--- Start of GIVEN RECORDS ---
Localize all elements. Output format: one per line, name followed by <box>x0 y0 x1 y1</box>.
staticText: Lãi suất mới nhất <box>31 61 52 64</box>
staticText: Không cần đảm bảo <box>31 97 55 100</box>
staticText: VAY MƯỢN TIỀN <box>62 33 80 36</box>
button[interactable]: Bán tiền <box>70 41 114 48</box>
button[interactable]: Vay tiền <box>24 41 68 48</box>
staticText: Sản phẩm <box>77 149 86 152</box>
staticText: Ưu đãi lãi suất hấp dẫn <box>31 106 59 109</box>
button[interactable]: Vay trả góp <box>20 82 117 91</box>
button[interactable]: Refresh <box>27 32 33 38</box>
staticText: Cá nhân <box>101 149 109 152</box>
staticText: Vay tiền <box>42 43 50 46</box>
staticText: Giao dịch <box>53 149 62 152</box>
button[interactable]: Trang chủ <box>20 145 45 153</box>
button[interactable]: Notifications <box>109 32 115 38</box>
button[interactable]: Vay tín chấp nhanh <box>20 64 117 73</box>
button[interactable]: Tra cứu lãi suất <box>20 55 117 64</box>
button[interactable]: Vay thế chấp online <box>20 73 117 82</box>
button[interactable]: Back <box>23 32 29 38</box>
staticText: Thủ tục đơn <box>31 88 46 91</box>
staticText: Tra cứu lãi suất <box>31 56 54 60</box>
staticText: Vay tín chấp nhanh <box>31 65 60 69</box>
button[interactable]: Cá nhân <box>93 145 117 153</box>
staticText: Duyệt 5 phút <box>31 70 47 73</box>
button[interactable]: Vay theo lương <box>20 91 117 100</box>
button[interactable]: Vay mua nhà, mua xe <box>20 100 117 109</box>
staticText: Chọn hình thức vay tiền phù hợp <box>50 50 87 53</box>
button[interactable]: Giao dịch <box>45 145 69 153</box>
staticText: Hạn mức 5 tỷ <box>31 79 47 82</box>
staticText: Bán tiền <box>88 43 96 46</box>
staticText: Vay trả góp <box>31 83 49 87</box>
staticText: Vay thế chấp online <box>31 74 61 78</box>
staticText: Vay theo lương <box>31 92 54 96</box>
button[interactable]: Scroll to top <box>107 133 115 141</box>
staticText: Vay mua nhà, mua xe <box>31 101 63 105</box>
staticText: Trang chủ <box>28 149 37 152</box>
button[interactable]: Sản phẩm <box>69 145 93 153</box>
--- End of GIVEN RECORDS ---
• [PROBLEM]
Rewrite all of the lines above, replacing "Bán tiền" with "Đổi tiền" wherever it occurs and leaving everything else unchanged.

• [WRITTEN ANSWER]
Localize all elements. Output format: one per line, name followed by <box>x0 y0 x1 y1</box>.
staticText: Lãi suất mới nhất <box>31 61 52 64</box>
staticText: Không cần đảm bảo <box>31 97 55 100</box>
staticText: VAY MƯỢN TIỀN <box>62 33 80 36</box>
button[interactable]: Đổi tiền <box>70 41 114 48</box>
button[interactable]: Vay tiền <box>24 41 68 48</box>
staticText: Sản phẩm <box>77 149 86 152</box>
staticText: Ưu đãi lãi suất hấp dẫn <box>31 106 59 109</box>
button[interactable]: Vay trả góp <box>20 82 117 91</box>
button[interactable]: Refresh <box>27 32 33 38</box>
staticText: Cá nhân <box>101 149 109 152</box>
staticText: Vay tiền <box>42 43 50 46</box>
staticText: Giao dịch <box>53 149 62 152</box>
button[interactable]: Trang chủ <box>20 145 45 153</box>
button[interactable]: Notifications <box>109 32 115 38</box>
button[interactable]: Vay tín chấp nhanh <box>20 64 117 73</box>
button[interactable]: Tra cứu lãi suất <box>20 55 117 64</box>
button[interactable]: Vay thế chấp online <box>20 73 117 82</box>
button[interactable]: Back <box>23 32 29 38</box>
staticText: Thủ tục đơn <box>31 88 46 91</box>
staticText: Tra cứu lãi suất <box>31 56 54 60</box>
staticText: Vay tín chấp nhanh <box>31 65 60 69</box>
button[interactable]: Cá nhân <box>93 145 117 153</box>
staticText: Duyệt 5 phút <box>31 70 47 73</box>
button[interactable]: Vay theo lương <box>20 91 117 100</box>
button[interactable]: Vay mua nhà, mua xe <box>20 100 117 109</box>
staticText: Chọn hình thức vay tiền phù hợp <box>50 50 87 53</box>
button[interactable]: Giao dịch <box>45 145 69 153</box>
staticText: Hạn mức 5 tỷ <box>31 79 47 82</box>
staticText: Đổi tiền <box>88 43 96 46</box>
staticText: Vay trả góp <box>31 83 49 87</box>
staticText: Vay thế chấp online <box>31 74 61 78</box>
staticText: Vay theo lương <box>31 92 54 96</box>
button[interactable]: Scroll to top <box>107 133 115 141</box>
staticText: Vay mua nhà, mua xe <box>31 101 63 105</box>
staticText: Trang chủ <box>28 149 37 152</box>
button[interactable]: Sản phẩm <box>69 145 93 153</box>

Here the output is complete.